> _Items_:
# # # #
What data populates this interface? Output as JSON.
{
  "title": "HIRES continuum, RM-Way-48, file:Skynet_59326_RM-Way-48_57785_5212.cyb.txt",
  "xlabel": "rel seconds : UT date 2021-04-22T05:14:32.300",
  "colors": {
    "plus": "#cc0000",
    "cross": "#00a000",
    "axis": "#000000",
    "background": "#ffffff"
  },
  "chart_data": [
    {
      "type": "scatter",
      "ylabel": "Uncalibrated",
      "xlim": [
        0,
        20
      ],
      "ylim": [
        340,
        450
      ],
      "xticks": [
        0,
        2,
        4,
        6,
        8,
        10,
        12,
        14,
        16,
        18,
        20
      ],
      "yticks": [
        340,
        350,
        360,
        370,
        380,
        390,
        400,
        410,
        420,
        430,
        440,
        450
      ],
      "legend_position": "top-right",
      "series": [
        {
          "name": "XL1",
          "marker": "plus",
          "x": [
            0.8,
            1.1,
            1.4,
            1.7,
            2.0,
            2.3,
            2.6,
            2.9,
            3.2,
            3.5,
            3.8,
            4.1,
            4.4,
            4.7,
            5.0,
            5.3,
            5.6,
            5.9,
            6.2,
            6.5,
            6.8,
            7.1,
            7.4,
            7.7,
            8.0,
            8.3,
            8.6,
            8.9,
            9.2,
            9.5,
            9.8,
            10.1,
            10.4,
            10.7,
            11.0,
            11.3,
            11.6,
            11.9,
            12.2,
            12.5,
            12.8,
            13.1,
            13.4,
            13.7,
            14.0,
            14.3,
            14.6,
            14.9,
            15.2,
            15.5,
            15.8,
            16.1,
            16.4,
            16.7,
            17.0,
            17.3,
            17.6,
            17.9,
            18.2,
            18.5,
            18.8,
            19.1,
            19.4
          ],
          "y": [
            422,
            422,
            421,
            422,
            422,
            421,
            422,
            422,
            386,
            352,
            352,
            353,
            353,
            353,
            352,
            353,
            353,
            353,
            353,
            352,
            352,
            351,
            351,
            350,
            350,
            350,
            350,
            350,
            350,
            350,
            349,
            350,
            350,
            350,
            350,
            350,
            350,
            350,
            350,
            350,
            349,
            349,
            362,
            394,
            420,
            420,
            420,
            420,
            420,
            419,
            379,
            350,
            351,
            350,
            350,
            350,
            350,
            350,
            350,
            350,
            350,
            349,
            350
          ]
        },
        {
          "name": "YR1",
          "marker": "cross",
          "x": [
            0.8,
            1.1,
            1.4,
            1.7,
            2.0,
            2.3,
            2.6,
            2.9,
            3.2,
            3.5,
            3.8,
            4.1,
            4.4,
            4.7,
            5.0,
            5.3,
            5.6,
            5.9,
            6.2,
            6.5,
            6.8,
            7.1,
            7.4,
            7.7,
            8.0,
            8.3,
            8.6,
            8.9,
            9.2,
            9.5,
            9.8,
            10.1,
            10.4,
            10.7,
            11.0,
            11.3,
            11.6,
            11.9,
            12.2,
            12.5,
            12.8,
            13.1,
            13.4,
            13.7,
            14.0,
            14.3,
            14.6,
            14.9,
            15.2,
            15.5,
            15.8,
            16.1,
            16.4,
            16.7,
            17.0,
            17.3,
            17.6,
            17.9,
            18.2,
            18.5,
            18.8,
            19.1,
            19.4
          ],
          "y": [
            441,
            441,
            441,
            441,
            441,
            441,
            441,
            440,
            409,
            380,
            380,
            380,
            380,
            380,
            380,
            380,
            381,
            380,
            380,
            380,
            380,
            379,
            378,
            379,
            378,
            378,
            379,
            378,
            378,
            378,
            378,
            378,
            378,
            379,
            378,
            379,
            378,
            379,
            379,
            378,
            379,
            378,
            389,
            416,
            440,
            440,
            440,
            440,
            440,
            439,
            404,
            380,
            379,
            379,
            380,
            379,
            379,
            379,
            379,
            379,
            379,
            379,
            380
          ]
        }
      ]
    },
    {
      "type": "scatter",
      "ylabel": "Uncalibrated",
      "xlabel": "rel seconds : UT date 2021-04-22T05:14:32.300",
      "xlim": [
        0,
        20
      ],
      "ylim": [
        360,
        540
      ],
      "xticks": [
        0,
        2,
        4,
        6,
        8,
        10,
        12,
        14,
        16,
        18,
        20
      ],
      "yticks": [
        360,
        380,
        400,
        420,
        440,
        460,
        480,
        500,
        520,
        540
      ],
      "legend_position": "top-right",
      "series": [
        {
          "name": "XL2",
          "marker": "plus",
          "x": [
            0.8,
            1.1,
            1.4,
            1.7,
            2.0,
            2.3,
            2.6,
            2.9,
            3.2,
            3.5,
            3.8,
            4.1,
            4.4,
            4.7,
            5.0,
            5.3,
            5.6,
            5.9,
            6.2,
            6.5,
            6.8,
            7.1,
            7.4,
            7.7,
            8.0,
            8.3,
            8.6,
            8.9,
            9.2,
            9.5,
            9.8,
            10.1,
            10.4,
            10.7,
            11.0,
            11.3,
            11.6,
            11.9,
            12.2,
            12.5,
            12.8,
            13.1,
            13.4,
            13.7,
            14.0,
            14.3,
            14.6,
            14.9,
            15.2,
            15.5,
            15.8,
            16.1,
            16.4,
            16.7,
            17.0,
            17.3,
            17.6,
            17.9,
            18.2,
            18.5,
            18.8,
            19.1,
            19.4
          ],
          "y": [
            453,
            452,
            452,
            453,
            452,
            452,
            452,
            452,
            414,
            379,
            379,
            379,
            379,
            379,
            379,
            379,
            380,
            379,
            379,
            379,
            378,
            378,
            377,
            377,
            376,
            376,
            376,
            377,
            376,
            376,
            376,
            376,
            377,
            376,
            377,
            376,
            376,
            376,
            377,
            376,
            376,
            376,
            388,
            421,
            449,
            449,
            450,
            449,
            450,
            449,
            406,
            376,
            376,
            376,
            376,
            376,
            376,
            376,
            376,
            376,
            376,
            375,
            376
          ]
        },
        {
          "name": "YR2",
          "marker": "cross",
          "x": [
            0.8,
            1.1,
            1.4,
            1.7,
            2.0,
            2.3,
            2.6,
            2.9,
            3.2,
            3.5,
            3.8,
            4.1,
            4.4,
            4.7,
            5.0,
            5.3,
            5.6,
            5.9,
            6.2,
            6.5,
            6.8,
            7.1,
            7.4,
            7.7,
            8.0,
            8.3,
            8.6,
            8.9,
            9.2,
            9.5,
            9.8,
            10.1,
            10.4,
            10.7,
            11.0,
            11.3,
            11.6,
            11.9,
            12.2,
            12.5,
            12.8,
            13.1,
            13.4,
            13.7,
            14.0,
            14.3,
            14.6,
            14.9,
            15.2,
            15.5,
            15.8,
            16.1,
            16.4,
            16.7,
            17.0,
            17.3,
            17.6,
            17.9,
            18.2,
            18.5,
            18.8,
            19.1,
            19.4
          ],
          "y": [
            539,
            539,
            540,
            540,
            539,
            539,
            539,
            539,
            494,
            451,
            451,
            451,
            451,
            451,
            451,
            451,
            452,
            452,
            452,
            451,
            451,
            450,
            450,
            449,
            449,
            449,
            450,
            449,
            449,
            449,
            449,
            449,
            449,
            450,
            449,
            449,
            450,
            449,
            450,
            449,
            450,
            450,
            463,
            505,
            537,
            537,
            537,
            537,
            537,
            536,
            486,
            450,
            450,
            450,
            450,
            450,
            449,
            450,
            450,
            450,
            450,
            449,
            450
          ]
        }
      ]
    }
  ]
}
# # # #
> _Required task_: Print every line of the records exactly. Omit nothing.

> _Response to the exercise_:
What data populates this interface? Output as JSON.
{
  "title": "HIRES continuum, RM-Way-48, file:Skynet_59326_RM-Way-48_57785_5212.cyb.txt",
  "xlabel": "rel seconds : UT date 2021-04-22T05:14:32.300",
  "colors": {
    "plus": "#cc0000",
    "cross": "#00a000",
    "axis": "#000000",
    "background": "#ffffff"
  },
  "chart_data": [
    {
      "type": "scatter",
      "ylabel": "Uncalibrated",
      "xlim": [
        0,
        20
      ],
      "ylim": [
        340,
        450
      ],
      "xticks": [
        0,
        2,
        4,
        6,
        8,
        10,
        12,
        14,
        16,
        18,
        20
      ],
      "yticks": [
        340,
        350,
        360,
        370,
        380,
        390,
        400,
        410,
        420,
        430,
        440,
        450
      ],
      "legend_position": "top-right",
      "series": [
        {
          "name": "XL1",
          "marker": "plus",
          "x": [
            0.8,
            1.1,
            1.4,
            1.7,
            2.0,
            2.3,
            2.6,
            2.9,
            3.2,
            3.5,
            3.8,
            4.1,
            4.4,
            4.7,
            5.0,
            5.3,
            5.6,
            5.9,
            6.2,
            6.5,
            6.8,
            7.1,
            7.4,
            7.7,
            8.0,
            8.3,
            8.6,
            8.9,
            9.2,
            9.5,
            9.8,
            10.1,
            10.4,
            10.7,
            11.0,
            11.3,
            11.6,
            11.9,
            12.2,
            12.5,
            12.8,
            13.1,
            13.4,
            13.7,
            14.0,
            14.3,
            14.6,
            14.9,
            15.2,
            15.5,
            15.8,
            16.1,
            16.4,
            16.7,
            17.0,
            17.3,
            17.6,
            17.9,
            18.2,
            18.5,
            18.8,
            19.1,
            19.4
          ],
          "y": [
            422,
            422,
            421,
            422,
            422,
            421,
            422,
            422,
            386,
            352,
            352,
            353,
            353,
            353,
            352,
            353,
            353,
            353,
            353,
            352,
            352,
            351,
            351,
            350,
            350,
            350,
            350,
            350,
            350,
            350,
            349,
            350,
            350,
            350,
            350,
            350,
            350,
            350,
            350,
            350,
            349,
            349,
            362,
            394,
            420,
            420,
            420,
            420,
            420,
            419,
            379,
            350,
            351,
            350,
            350,
            350,
            350,
            350,
            350,
            350,
            350,
            349,
            350
          ]
        },
        {
          "name": "YR1",
          "marker": "cross",
          "x": [
            0.8,
            1.1,
            1.4,
            1.7,
            2.0,
            2.3,
            2.6,
            2.9,
            3.2,
            3.5,
            3.8,
            4.1,
            4.4,
            4.7,
            5.0,
            5.3,
            5.6,
            5.9,
            6.2,
            6.5,
            6.8,
            7.1,
            7.4,
            7.7,
            8.0,
            8.3,
            8.6,
            8.9,
            9.2,
            9.5,
            9.8,
            10.1,
            10.4,
            10.7,
            11.0,
            11.3,
            11.6,
            11.9,
            12.2,
            12.5,
            12.8,
            13.1,
            13.4,
            13.7,
            14.0,
            14.3,
            14.6,
            14.9,
            15.2,
            15.5,
            15.8,
            16.1,
            16.4,
            16.7,
            17.0,
            17.3,
            17.6,
            17.9,
            18.2,
            18.5,
            18.8,
            19.1,
            19.4
          ],
          "y": [
            441,
            441,
            441,
            441,
            441,
            441,
            441,
            440,
            409,
            380,
            380,
            380,
            380,
            380,
            380,
            380,
            381,
            380,
            380,
            380,
            380,
            379,
            378,
            379,
            378,
            378,
            379,
            378,
            378,
            378,
            378,
            378,
            378,
            379,
            378,
            379,
            378,
            379,
            379,
            378,
            379,
            378,
            389,
            416,
            440,
            440,
            440,
            440,
            440,
            439,
            404,
            380,
            379,
            379,
            380,
            379,
            379,
            379,
            379,
            379,
            379,
            379,
            380
          ]
        }
      ]
    },
    {
      "type": "scatter",
      "ylabel": "Uncalibrated",
      "xlabel": "rel seconds : UT date 2021-04-22T05:14:32.300",
      "xlim": [
        0,
        20
      ],
      "ylim": [
        360,
        540
      ],
      "xticks": [
        0,
        2,
        4,
        6,
        8,
        10,
        12,
        14,
        16,
        18,
        20
      ],
      "yticks": [
        360,
        380,
        400,
        420,
        440,
        460,
        480,
        500,
        520,
        540
      ],
      "legend_position": "top-right",
      "series": [
        {
          "name": "XL2",
          "marker": "plus",
          "x": [
            0.8,
            1.1,
            1.4,
            1.7,
            2.0,
            2.3,
            2.6,
            2.9,
            3.2,
            3.5,
            3.8,
            4.1,
            4.4,
            4.7,
            5.0,
            5.3,
            5.6,
            5.9,
            6.2,
            6.5,
            6.8,
            7.1,
            7.4,
            7.7,
            8.0,
            8.3,
            8.6,
            8.9,
            9.2,
            9.5,
            9.8,
            10.1,
            10.4,
            10.7,
            11.0,
            11.3,
            11.6,
            11.9,
            12.2,
            12.5,
            12.8,
            13.1,
            13.4,
            13.7,
            14.0,
            14.3,
            14.6,
            14.9,
            15.2,
            15.5,
            15.8,
            16.1,
            16.4,
            16.7,
            17.0,
            17.3,
            17.6,
            17.9,
            18.2,
            18.5,
            18.8,
            19.1,
            19.4
          ],
          "y": [
            453,
            452,
            452,
            453,
            452,
            452,
            452,
            452,
            414,
            379,
            379,
            379,
            379,
            379,
            379,
            379,
            380,
            379,
            379,
            379,
            378,
            378,
            377,
            377,
            376,
            376,
            376,
            377,
            376,
            376,
            376,
            376,
            377,
            376,
            377,
            376,
            376,
            376,
            377,
            376,
            376,
            376,
            388,
            421,
            449,
            449,
            450,
            449,
            450,
            449,
            406,
            376,
            376,
            376,
            376,
            376,
            376,
            376,
            376,
            376,
            376,
            375,
            376
          ]
        },
        {
          "name": "YR2",
          "marker": "cross",
          "x": [
            0.8,
            1.1,
            1.4,
            1.7,
            2.0,
            2.3,
            2.6,
            2.9,
            3.2,
            3.5,
            3.8,
            4.1,
            4.4,
            4.7,
            5.0,
            5.3,
            5.6,
            5.9,
            6.2,
            6.5,
            6.8,
            7.1,
            7.4,
            7.7,
            8.0,
            8.3,
            8.6,
            8.9,
            9.2,
            9.5,
            9.8,
            10.1,
            10.4,
            10.7,
            11.0,
            11.3,
            11.6,
            11.9,
            12.2,
            12.5,
            12.8,
            13.1,
            13.4,
            13.7,
            14.0,
            14.3,
            14.6,
            14.9,
            15.2,
            15.5,
            15.8,
            16.1,
            16.4,
            16.7,
            17.0,
            17.3,
            17.6,
            17.9,
            18.2,
            18.5,
            18.8,
            19.1,
            19.4
          ],
          "y": [
            539,
            539,
            540,
            540,
            539,
            539,
            539,
            539,
            494,
            451,
            451,
            451,
            451,
            451,
            451,
            451,
            452,
            452,
            452,
            451,
            451,
            450,
            450,
            449,
            449,
            449,
            450,
            449,
            449,
            449,
            449,
            449,
            449,
            450,
            449,
            449,
            450,
            449,
            450,
            449,
            450,
            450,
            463,
            505,
            537,
            537,
            537,
            537,
            537,
            536,
            486,
            450,
            450,
            450,
            450,
            450,
            449,
            450,
            450,
            450,
            450,
            449,
            450
          ]
        }
      ]
    }
  ]
}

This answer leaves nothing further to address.